**What to produce**. Reproduce all of the material word for word.

**Material provided**.
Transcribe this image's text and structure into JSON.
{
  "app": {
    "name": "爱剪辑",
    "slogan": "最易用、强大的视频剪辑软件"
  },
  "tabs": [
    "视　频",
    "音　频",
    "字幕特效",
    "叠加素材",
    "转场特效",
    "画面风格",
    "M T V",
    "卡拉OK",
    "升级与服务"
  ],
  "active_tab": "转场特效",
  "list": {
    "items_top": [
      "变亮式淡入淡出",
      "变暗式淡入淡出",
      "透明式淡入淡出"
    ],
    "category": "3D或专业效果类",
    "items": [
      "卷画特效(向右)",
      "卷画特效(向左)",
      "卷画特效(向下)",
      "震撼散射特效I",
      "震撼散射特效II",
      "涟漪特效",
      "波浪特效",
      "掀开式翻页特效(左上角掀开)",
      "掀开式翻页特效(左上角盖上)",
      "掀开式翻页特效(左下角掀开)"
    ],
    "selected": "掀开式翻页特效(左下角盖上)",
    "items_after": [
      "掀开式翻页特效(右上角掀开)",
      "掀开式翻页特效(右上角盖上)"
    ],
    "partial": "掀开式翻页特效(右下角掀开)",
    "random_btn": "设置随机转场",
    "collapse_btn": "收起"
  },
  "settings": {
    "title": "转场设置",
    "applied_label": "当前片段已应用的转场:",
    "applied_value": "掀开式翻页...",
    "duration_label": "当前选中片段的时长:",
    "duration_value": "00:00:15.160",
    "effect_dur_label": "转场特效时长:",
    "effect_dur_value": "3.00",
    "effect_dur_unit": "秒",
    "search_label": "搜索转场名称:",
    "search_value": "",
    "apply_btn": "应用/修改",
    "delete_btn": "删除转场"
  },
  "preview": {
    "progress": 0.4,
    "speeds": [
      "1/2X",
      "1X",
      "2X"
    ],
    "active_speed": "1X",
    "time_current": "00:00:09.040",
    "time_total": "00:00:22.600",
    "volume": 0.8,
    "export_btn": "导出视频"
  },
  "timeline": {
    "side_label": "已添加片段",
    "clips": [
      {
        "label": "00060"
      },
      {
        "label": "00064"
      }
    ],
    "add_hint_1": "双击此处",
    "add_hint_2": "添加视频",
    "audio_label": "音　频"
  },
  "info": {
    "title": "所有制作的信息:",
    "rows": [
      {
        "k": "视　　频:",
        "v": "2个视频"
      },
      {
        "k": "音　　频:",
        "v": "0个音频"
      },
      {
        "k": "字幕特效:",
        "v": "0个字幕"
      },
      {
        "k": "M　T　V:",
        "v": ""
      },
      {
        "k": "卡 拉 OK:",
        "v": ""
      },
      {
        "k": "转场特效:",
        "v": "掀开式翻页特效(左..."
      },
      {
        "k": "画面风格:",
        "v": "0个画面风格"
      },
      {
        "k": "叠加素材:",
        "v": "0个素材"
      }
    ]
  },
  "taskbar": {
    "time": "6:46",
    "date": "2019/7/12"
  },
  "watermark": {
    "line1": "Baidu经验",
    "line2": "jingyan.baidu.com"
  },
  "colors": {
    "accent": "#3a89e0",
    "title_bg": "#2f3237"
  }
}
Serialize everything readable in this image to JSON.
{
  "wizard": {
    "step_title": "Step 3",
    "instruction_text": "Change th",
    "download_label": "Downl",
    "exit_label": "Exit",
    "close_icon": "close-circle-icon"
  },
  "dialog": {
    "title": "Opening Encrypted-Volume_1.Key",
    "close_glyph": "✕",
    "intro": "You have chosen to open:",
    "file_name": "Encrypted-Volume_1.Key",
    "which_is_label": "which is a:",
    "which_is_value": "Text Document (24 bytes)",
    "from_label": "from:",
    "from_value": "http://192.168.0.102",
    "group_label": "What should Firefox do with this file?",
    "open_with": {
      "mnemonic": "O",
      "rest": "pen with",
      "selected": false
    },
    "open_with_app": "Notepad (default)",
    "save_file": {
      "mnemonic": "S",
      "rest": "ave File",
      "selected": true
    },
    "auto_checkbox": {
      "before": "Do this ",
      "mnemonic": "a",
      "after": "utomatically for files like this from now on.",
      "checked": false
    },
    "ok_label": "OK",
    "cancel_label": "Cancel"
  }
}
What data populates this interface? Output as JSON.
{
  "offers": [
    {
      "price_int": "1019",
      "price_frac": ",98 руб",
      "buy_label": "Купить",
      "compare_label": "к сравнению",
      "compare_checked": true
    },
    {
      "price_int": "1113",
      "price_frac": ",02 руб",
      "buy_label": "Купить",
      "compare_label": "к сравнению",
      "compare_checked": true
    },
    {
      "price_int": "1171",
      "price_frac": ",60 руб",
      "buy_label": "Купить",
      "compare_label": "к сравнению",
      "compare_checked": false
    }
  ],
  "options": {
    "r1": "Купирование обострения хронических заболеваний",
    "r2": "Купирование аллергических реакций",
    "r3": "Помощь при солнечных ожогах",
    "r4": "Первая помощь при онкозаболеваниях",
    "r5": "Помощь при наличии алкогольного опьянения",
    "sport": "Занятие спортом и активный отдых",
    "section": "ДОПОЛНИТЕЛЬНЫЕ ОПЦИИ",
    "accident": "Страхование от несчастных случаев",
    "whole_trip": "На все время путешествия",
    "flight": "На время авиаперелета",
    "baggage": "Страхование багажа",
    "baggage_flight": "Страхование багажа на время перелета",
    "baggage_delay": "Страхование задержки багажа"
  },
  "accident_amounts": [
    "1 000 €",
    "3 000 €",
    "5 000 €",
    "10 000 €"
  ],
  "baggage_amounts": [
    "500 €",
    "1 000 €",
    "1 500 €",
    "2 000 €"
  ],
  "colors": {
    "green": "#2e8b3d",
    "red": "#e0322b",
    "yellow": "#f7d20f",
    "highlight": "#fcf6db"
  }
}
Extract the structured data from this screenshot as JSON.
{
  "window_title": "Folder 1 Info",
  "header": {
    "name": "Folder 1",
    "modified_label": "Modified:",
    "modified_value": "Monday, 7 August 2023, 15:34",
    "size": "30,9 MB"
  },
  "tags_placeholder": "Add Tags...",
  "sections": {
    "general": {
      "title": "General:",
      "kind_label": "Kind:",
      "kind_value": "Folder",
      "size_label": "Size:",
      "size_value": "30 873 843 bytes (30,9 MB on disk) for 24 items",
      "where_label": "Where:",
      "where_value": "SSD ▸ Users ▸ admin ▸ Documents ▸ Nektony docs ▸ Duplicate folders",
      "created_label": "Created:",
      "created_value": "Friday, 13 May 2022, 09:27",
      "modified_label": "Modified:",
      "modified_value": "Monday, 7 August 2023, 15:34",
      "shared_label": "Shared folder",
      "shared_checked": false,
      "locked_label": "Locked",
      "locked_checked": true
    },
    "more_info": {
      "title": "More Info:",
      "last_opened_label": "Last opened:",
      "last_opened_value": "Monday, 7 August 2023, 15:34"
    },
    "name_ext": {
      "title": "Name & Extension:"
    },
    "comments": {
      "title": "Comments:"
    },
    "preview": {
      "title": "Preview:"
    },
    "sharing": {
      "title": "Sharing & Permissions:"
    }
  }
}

**Result for this exercise**.
Transcribe this image's text and structure into JSON.
{
  "app": {
    "name": "爱剪辑",
    "slogan": "最易用、强大的视频剪辑软件"
  },
  "tabs": [
    "视　频",
    "音　频",
    "字幕特效",
    "叠加素材",
    "转场特效",
    "画面风格",
    "M T V",
    "卡拉OK",
    "升级与服务"
  ],
  "active_tab": "转场特效",
  "list": {
    "items_top": [
      "变亮式淡入淡出",
      "变暗式淡入淡出",
      "透明式淡入淡出"
    ],
    "category": "3D或专业效果类",
    "items": [
      "卷画特效(向右)",
      "卷画特效(向左)",
      "卷画特效(向下)",
      "震撼散射特效I",
      "震撼散射特效II",
      "涟漪特效",
      "波浪特效",
      "掀开式翻页特效(左上角掀开)",
      "掀开式翻页特效(左上角盖上)",
      "掀开式翻页特效(左下角掀开)"
    ],
    "selected": "掀开式翻页特效(左下角盖上)",
    "items_after": [
      "掀开式翻页特效(右上角掀开)",
      "掀开式翻页特效(右上角盖上)"
    ],
    "partial": "掀开式翻页特效(右下角掀开)",
    "random_btn": "设置随机转场",
    "collapse_btn": "收起"
  },
  "settings": {
    "title": "转场设置",
    "applied_label": "当前片段已应用的转场:",
    "applied_value": "掀开式翻页...",
    "duration_label": "当前选中片段的时长:",
    "duration_value": "00:00:15.160",
    "effect_dur_label": "转场特效时长:",
    "effect_dur_value": "3.00",
    "effect_dur_unit": "秒",
    "search_label": "搜索转场名称:",
    "search_value": "",
    "apply_btn": "应用/修改",
    "delete_btn": "删除转场"
  },
  "preview": {
    "progress": 0.4,
    "speeds": [
      "1/2X",
      "1X",
      "2X"
    ],
    "active_speed": "1X",
    "time_current": "00:00:09.040",
    "time_total": "00:00:22.600",
    "volume": 0.8,
    "export_btn": "导出视频"
  },
  "timeline": {
    "side_label": "已添加片段",
    "clips": [
      {
        "label": "00060"
      },
      {
        "label": "00064"
      }
    ],
    "add_hint_1": "双击此处",
    "add_hint_2": "添加视频",
    "audio_label": "音　频"
  },
  "info": {
    "title": "所有制作的信息:",
    "rows": [
      {
        "k": "视　　频:",
        "v": "2个视频"
      },
      {
        "k": "音　　频:",
        "v": "0个音频"
      },
      {
        "k": "字幕特效:",
        "v": "0个字幕"
      },
      {
        "k": "M　T　V:",
        "v": ""
      },
      {
        "k": "卡 拉 OK:",
        "v": ""
      },
      {
        "k": "转场特效:",
        "v": "掀开式翻页特效(左..."
      },
      {
        "k": "画面风格:",
        "v": "0个画面风格"
      },
      {
        "k": "叠加素材:",
        "v": "0个素材"
      }
    ]
  },
  "taskbar": {
    "time": "6:46",
    "date": "2019/7/12"
  },
  "watermark": {
    "line1": "Baidu经验",
    "line2": "jingyan.baidu.com"
  },
  "colors": {
    "accent": "#3a89e0",
    "title_bg": "#2f3237"
  }
}
Serialize everything readable in this image to JSON.
{
  "wizard": {
    "step_title": "Step 3",
    "instruction_text": "Change th",
    "download_label": "Downl",
    "exit_label": "Exit",
    "close_icon": "close-circle-icon"
  },
  "dialog": {
    "title": "Opening Encrypted-Volume_1.Key",
    "close_glyph": "✕",
    "intro": "You have chosen to open:",
    "file_name": "Encrypted-Volume_1.Key",
    "which_is_label": "which is a:",
    "which_is_value": "Text Document (24 bytes)",
    "from_label": "from:",
    "from_value": "http://192.168.0.102",
    "group_label": "What should Firefox do with this file?",
    "open_with": {
      "mnemonic": "O",
      "rest": "pen with",
      "selected": false
    },
    "open_with_app": "Notepad (default)",
    "save_file": {
      "mnemonic": "S",
      "rest": "ave File",
      "selected": true
    },
    "auto_checkbox": {
      "before": "Do this ",
      "mnemonic": "a",
      "after": "utomatically for files like this from now on.",
      "checked": false
    },
    "ok_label": "OK",
    "cancel_label": "Cancel"
  }
}
What data populates this interface? Output as JSON.
{
  "offers": [
    {
      "price_int": "1019",
      "price_frac": ",98 руб",
      "buy_label": "Купить",
      "compare_label": "к сравнению",
      "compare_checked": true
    },
    {
      "price_int": "1113",
      "price_frac": ",02 руб",
      "buy_label": "Купить",
      "compare_label": "к сравнению",
      "compare_checked": true
    },
    {
      "price_int": "1171",
      "price_frac": ",60 руб",
      "buy_label": "Купить",
      "compare_label": "к сравнению",
      "compare_checked": false
    }
  ],
  "options": {
    "r1": "Купирование обострения хронических заболеваний",
    "r2": "Купирование аллергических реакций",
    "r3": "Помощь при солнечных ожогах",
    "r4": "Первая помощь при онкозаболеваниях",
    "r5": "Помощь при наличии алкогольного опьянения",
    "sport": "Занятие спортом и активный отдых",
    "section": "ДОПОЛНИТЕЛЬНЫЕ ОПЦИИ",
    "accident": "Страхование от несчастных случаев",
    "whole_trip": "На все время путешествия",
    "flight": "На время авиаперелета",
    "baggage": "Страхование багажа",
    "baggage_flight": "Страхование багажа на время перелета",
    "baggage_delay": "Страхование задержки багажа"
  },
  "accident_amounts": [
    "1 000 €",
    "3 000 €",
    "5 000 €",
    "10 000 €"
  ],
  "baggage_amounts": [
    "500 €",
    "1 000 €",
    "1 500 €",
    "2 000 €"
  ],
  "colors": {
    "green": "#2e8b3d",
    "red": "#e0322b",
    "yellow": "#f7d20f",
    "highlight": "#fcf6db"
  }
}
Extract the structured data from this screenshot as JSON.
{
  "window_title": "Folder 1 Info",
  "header": {
    "name": "Folder 1",
    "modified_label": "Modified:",
    "modified_value": "Monday, 7 August 2023, 15:34",
    "size": "30,9 MB"
  },
  "tags_placeholder": "Add Tags...",
  "sections": {
    "general": {
      "title": "General:",
      "kind_label": "Kind:",
      "kind_value": "Folder",
      "size_label": "Size:",
      "size_value": "30 873 843 bytes (30,9 MB on disk) for 24 items",
      "where_label": "Where:",
      "where_value": "SSD ▸ Users ▸ admin ▸ Documents ▸ Nektony docs ▸ Duplicate folders",
      "created_label": "Created:",
      "created_value": "Friday, 13 May 2022, 09:27",
      "modified_label": "Modified:",
      "modified_value": "Monday, 7 August 2023, 15:34",
      "shared_label": "Shared folder",
      "shared_checked": false,
      "locked_label": "Locked",
      "locked_checked": true
    },
    "more_info": {
      "title": "More Info:",
      "last_opened_label": "Last opened:",
      "last_opened_value": "Monday, 7 August 2023, 15:34"
    },
    "name_ext": {
      "title": "Name & Extension:"
    },
    "comments": {
      "title": "Comments:"
    },
    "preview": {
      "title": "Preview:"
    },
    "sharing": {
      "title": "Sharing & Permissions:"
    }
  }
}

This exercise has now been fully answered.